▸ **Aim of the task**
Spot each line in the records below where the word "type" occurs, then copy it.

▸ **Material provided**
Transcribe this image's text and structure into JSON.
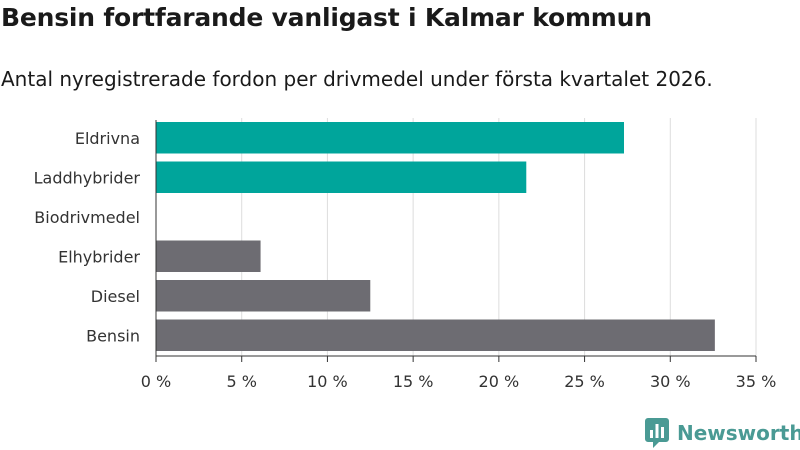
{
  "chart_data": {
    "type": "bar",
    "orientation": "horizontal",
    "title": "Bensin fortfarande vanligast i Kalmar kommun",
    "subtitle": "Antal nyregistrerade fordon per drivmedel under första kvartalet 2026.",
    "categories": [
      "Eldrivna",
      "Laddhybrider",
      "Biodrivmedel",
      "Elhybrider",
      "Diesel",
      "Bensin"
    ],
    "values": [
      27.3,
      21.6,
      0,
      6.1,
      12.5,
      32.6
    ],
    "bar_colors": [
      "#00a59b",
      "#00a59b",
      "#00a59b",
      "#6d6c72",
      "#6d6c72",
      "#6d6c72"
    ],
    "xlim": [
      0,
      35
    ],
    "xticks": [
      0,
      5,
      10,
      15,
      20,
      25,
      30,
      35
    ],
    "tick_labels": [
      "0 %",
      "5 %",
      "10 %",
      "15 %",
      "20 %",
      "25 %",
      "30 %",
      "35 %"
    ],
    "grid": true
  },
  "branding": {
    "logo_text": "Newsworthy",
    "logo_color": "#4a9a94"
  }
}
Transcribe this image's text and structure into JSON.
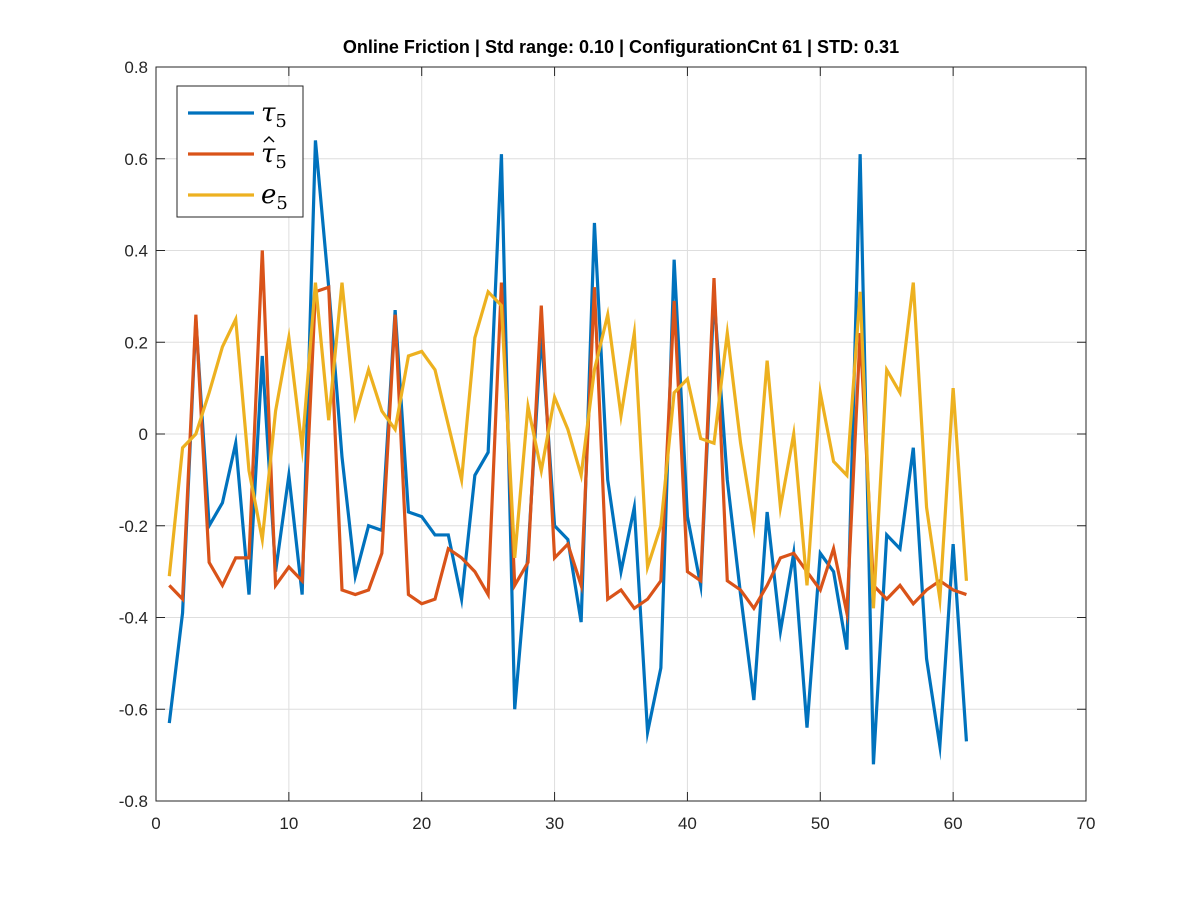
{
  "chart_data": {
    "type": "line",
    "title": "Online Friction | Std range: 0.10 | ConfigurationCnt 61 | STD: 0.31",
    "xlabel": "",
    "ylabel": "",
    "xlim": [
      0,
      70
    ],
    "ylim": [
      -0.8,
      0.8
    ],
    "xticks": [
      0,
      10,
      20,
      30,
      40,
      50,
      60,
      70
    ],
    "xtick_labels": [
      "0",
      "10",
      "20",
      "30",
      "40",
      "50",
      "60",
      "70"
    ],
    "yticks": [
      -0.8,
      -0.6,
      -0.4,
      -0.2,
      0,
      0.2,
      0.4,
      0.6,
      0.8
    ],
    "ytick_labels": [
      "-0.8",
      "-0.6",
      "-0.4",
      "-0.2",
      "0",
      "0.2",
      "0.4",
      "0.6",
      "0.8"
    ],
    "grid": true,
    "legend_position": "top-left",
    "x": [
      1,
      2,
      3,
      4,
      5,
      6,
      7,
      8,
      9,
      10,
      11,
      12,
      13,
      14,
      15,
      16,
      17,
      18,
      19,
      20,
      21,
      22,
      23,
      24,
      25,
      26,
      27,
      28,
      29,
      30,
      31,
      32,
      33,
      34,
      35,
      36,
      37,
      38,
      39,
      40,
      41,
      42,
      43,
      44,
      45,
      46,
      47,
      48,
      49,
      50,
      51,
      52,
      53,
      54,
      55,
      56,
      57,
      58,
      59,
      60,
      61
    ],
    "series": [
      {
        "name": "τ",
        "subscript": "5",
        "hat": false,
        "color": "#0072BD",
        "values": [
          -0.63,
          -0.39,
          0.25,
          -0.2,
          -0.15,
          -0.02,
          -0.35,
          0.17,
          -0.3,
          -0.09,
          -0.35,
          0.64,
          0.32,
          -0.05,
          -0.31,
          -0.2,
          -0.21,
          0.27,
          -0.17,
          -0.18,
          -0.22,
          -0.22,
          -0.36,
          -0.09,
          -0.04,
          0.61,
          -0.6,
          -0.26,
          0.22,
          -0.2,
          -0.23,
          -0.41,
          0.46,
          -0.1,
          -0.3,
          -0.16,
          -0.65,
          -0.51,
          0.38,
          -0.18,
          -0.33,
          0.3,
          -0.1,
          -0.35,
          -0.58,
          -0.17,
          -0.43,
          -0.26,
          -0.64,
          -0.26,
          -0.3,
          -0.47,
          0.61,
          -0.72,
          -0.22,
          -0.25,
          -0.03,
          -0.49,
          -0.68,
          -0.24,
          -0.67
        ]
      },
      {
        "name": "τ",
        "subscript": "5",
        "hat": true,
        "color": "#D95319",
        "values": [
          -0.33,
          -0.36,
          0.26,
          -0.28,
          -0.33,
          -0.27,
          -0.27,
          0.4,
          -0.33,
          -0.29,
          -0.32,
          0.31,
          0.32,
          -0.34,
          -0.35,
          -0.34,
          -0.26,
          0.26,
          -0.35,
          -0.37,
          -0.36,
          -0.25,
          -0.27,
          -0.3,
          -0.35,
          0.33,
          -0.33,
          -0.28,
          0.28,
          -0.27,
          -0.24,
          -0.33,
          0.32,
          -0.36,
          -0.34,
          -0.38,
          -0.36,
          -0.32,
          0.29,
          -0.3,
          -0.32,
          0.34,
          -0.32,
          -0.34,
          -0.38,
          -0.33,
          -0.27,
          -0.26,
          -0.3,
          -0.34,
          -0.25,
          -0.39,
          0.22,
          -0.33,
          -0.36,
          -0.33,
          -0.37,
          -0.34,
          -0.32,
          -0.34,
          -0.35
        ]
      },
      {
        "name": "e",
        "subscript": "5",
        "hat": false,
        "color": "#EDB120",
        "values": [
          -0.31,
          -0.03,
          0.0,
          0.09,
          0.19,
          0.25,
          -0.08,
          -0.23,
          0.05,
          0.21,
          -0.03,
          0.33,
          0.03,
          0.33,
          0.04,
          0.14,
          0.05,
          0.01,
          0.17,
          0.18,
          0.14,
          0.02,
          -0.1,
          0.21,
          0.31,
          0.28,
          -0.27,
          0.06,
          -0.08,
          0.08,
          0.01,
          -0.09,
          0.14,
          0.26,
          0.04,
          0.22,
          -0.29,
          -0.2,
          0.09,
          0.12,
          -0.01,
          -0.02,
          0.22,
          -0.02,
          -0.2,
          0.16,
          -0.16,
          0.0,
          -0.33,
          0.09,
          -0.06,
          -0.09,
          0.31,
          -0.38,
          0.14,
          0.09,
          0.33,
          -0.16,
          -0.36,
          0.1,
          -0.32
        ]
      }
    ]
  }
}
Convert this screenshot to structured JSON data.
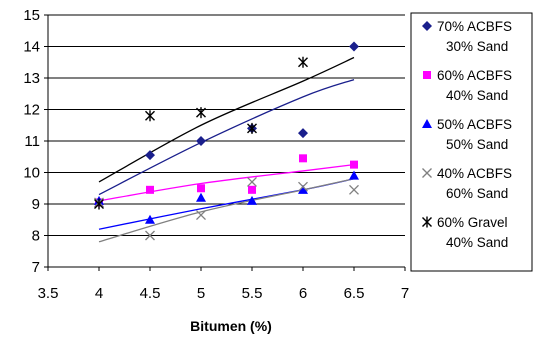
{
  "chart_data": {
    "type": "scatter",
    "title": "",
    "xlabel": "Bitumen (%)",
    "ylabel": "",
    "xlim": [
      3.5,
      7
    ],
    "ylim": [
      7,
      15
    ],
    "xticks": [
      "3.5",
      "4",
      "4.5",
      "5",
      "5.5",
      "6",
      "6.5",
      "7"
    ],
    "yticks": [
      "7",
      "8",
      "9",
      "10",
      "11",
      "12",
      "13",
      "14",
      "15"
    ],
    "grid": "horizontal",
    "legend_position": "right",
    "series": [
      {
        "name": "70% ACBFS 30% Sand",
        "legend_lines": [
          "70% ACBFS",
          "30% Sand"
        ],
        "marker": "diamond",
        "color": "#1a1f8c",
        "x": [
          4.5,
          5,
          5.5,
          6,
          6.5
        ],
        "y": [
          10.55,
          11.0,
          11.4,
          11.25,
          14.0
        ],
        "trend": {
          "x": [
            4,
            5,
            6,
            6.5
          ],
          "y": [
            9.3,
            10.95,
            12.4,
            12.95
          ]
        }
      },
      {
        "name": "60% ACBFS 40% Sand",
        "legend_lines": [
          "60% ACBFS",
          "40% Sand"
        ],
        "marker": "square",
        "color": "#ff00ff",
        "x": [
          4,
          4.5,
          5,
          5.5,
          6,
          6.5
        ],
        "y": [
          9.05,
          9.45,
          9.5,
          9.45,
          10.45,
          10.25
        ],
        "trend": {
          "x": [
            4,
            5,
            6,
            6.5
          ],
          "y": [
            9.1,
            9.65,
            10.05,
            10.25
          ]
        }
      },
      {
        "name": "50% ACBFS 50% Sand",
        "legend_lines": [
          "50% ACBFS",
          "50% Sand"
        ],
        "marker": "triangle",
        "color": "#0000ff",
        "x": [
          4,
          4.5,
          5,
          5.5,
          6,
          6.5
        ],
        "y": [
          9.1,
          8.5,
          9.2,
          9.1,
          9.45,
          9.9
        ],
        "trend": {
          "x": [
            4,
            5,
            6,
            6.5
          ],
          "y": [
            8.2,
            8.85,
            9.45,
            9.8
          ]
        }
      },
      {
        "name": "40% ACBFS 60% Sand",
        "legend_lines": [
          "40% ACBFS",
          "60% Sand"
        ],
        "marker": "x",
        "color": "#808080",
        "x": [
          4,
          4.5,
          5,
          5.5,
          6,
          6.5
        ],
        "y": [
          9.05,
          8.0,
          8.65,
          9.7,
          9.55,
          9.45
        ],
        "trend": {
          "x": [
            4,
            5,
            6,
            6.5
          ],
          "y": [
            7.8,
            8.75,
            9.45,
            9.8
          ]
        }
      },
      {
        "name": "60% Gravel 40% Sand",
        "legend_lines": [
          "60% Gravel",
          "40% Sand"
        ],
        "marker": "star",
        "color": "#000000",
        "x": [
          4,
          4.5,
          5,
          5.5,
          6
        ],
        "y": [
          9.0,
          11.8,
          11.9,
          11.4,
          13.5
        ],
        "trend": {
          "x": [
            4,
            5,
            6,
            6.5
          ],
          "y": [
            9.7,
            11.5,
            12.9,
            13.65
          ]
        }
      }
    ]
  }
}
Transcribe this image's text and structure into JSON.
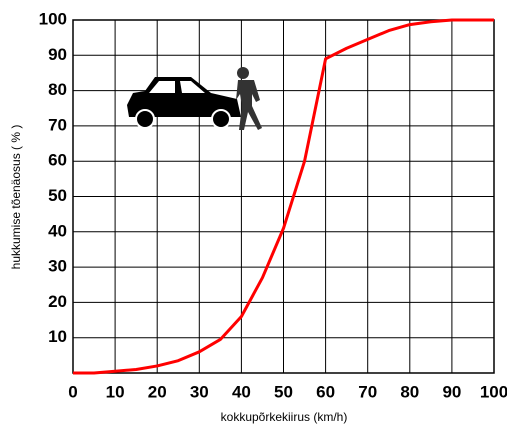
{
  "chart_data": {
    "type": "line",
    "x_label": "kokkupõrkekiirus (km/h)",
    "y_label": "hukkumise tõenäosus ( % )",
    "x": [
      0,
      5,
      10,
      15,
      20,
      25,
      30,
      35,
      40,
      45,
      50,
      55,
      60,
      65,
      70,
      75,
      80,
      85,
      90,
      100
    ],
    "series": [
      {
        "color": "#ff0000",
        "values": [
          0,
          0,
          0.5,
          1,
          2,
          3.5,
          6,
          9.5,
          16,
          27,
          41,
          60,
          89,
          92,
          94.5,
          97,
          98.7,
          99.5,
          100,
          100
        ]
      }
    ],
    "xlim": [
      0,
      100
    ],
    "xticks": [
      0,
      10,
      20,
      30,
      40,
      50,
      60,
      70,
      80,
      90,
      100
    ],
    "ylim": [
      0,
      100
    ],
    "yticks": [
      10,
      20,
      30,
      40,
      50,
      60,
      70,
      80,
      90,
      100
    ],
    "grid": true
  }
}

▸ **Result for this exercise**
    "type": "bar",
    "type": "line",
    "type": "scatter",
    "type": "line",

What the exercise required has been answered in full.